## EXERCISE DESCRIPTION:
All of the entries must be reproduced exactly, with no images carried over.

[START RECORDS FOR THIS TASK]

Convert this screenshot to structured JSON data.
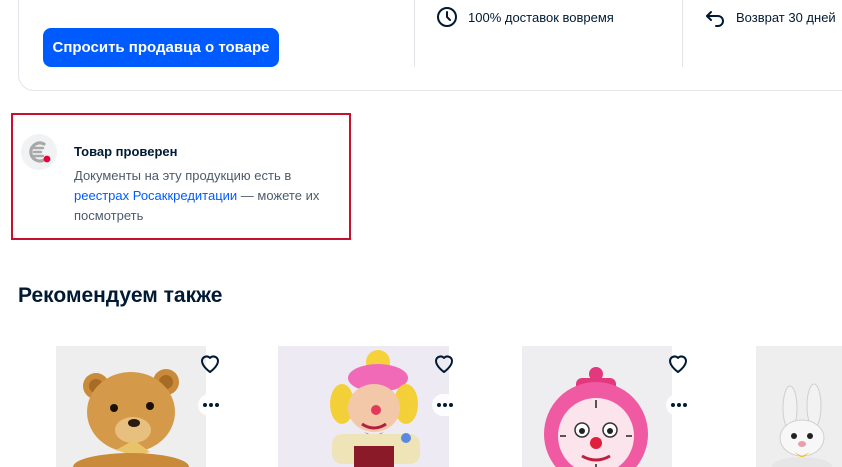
{
  "seller": {
    "ask_button": "Спросить продавца о товаре",
    "features": [
      {
        "icon": "clock-icon",
        "label": "100% доставок вовремя"
      },
      {
        "icon": "return-arrow-icon",
        "label": "Возврат 30 дней"
      }
    ]
  },
  "verified": {
    "logo": "rosakkreditatsiya-logo-icon",
    "title": "Товар проверен",
    "text_before": "Документы на эту продукцию есть в ",
    "link": "реестрах Росаккредитации",
    "text_after": " — можете их посмотреть"
  },
  "recommend": {
    "title": "Рекомендуем также",
    "products": [
      {
        "image": "teddy-bear-toy",
        "favorite_icon": "heart-icon",
        "more_icon": "more-dots-icon"
      },
      {
        "image": "clown-toy",
        "favorite_icon": "heart-icon",
        "more_icon": "more-dots-icon"
      },
      {
        "image": "pink-clock-toy",
        "favorite_icon": "heart-icon",
        "more_icon": "more-dots-icon"
      },
      {
        "image": "bunny-toy"
      }
    ]
  },
  "colors": {
    "accent": "#005bff",
    "text": "#001a34",
    "secondary_text": "#4d5b6b",
    "highlight_border": "#c8102e"
  }
}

[END RECORDS FOR THIS TASK]

## REPLY:
Convert this screenshot to structured JSON data.
{
  "seller": {
    "ask_button": "Спросить продавца о товаре",
    "features": [
      {
        "icon": "clock-icon",
        "label": "100% доставок вовремя"
      },
      {
        "icon": "return-arrow-icon",
        "label": "Возврат 30 дней"
      }
    ]
  },
  "verified": {
    "logo": "rosakkreditatsiya-logo-icon",
    "title": "Товар проверен",
    "text_before": "Документы на эту продукцию есть в ",
    "link": "реестрах Росаккредитации",
    "text_after": " — можете их посмотреть"
  },
  "recommend": {
    "title": "Рекомендуем также",
    "products": [
      {
        "image": "teddy-bear-toy",
        "favorite_icon": "heart-icon",
        "more_icon": "more-dots-icon"
      },
      {
        "image": "clown-toy",
        "favorite_icon": "heart-icon",
        "more_icon": "more-dots-icon"
      },
      {
        "image": "pink-clock-toy",
        "favorite_icon": "heart-icon",
        "more_icon": "more-dots-icon"
      },
      {
        "image": "bunny-toy"
      }
    ]
  },
  "colors": {
    "accent": "#005bff",
    "text": "#001a34",
    "secondary_text": "#4d5b6b",
    "highlight_border": "#c8102e"
  }
}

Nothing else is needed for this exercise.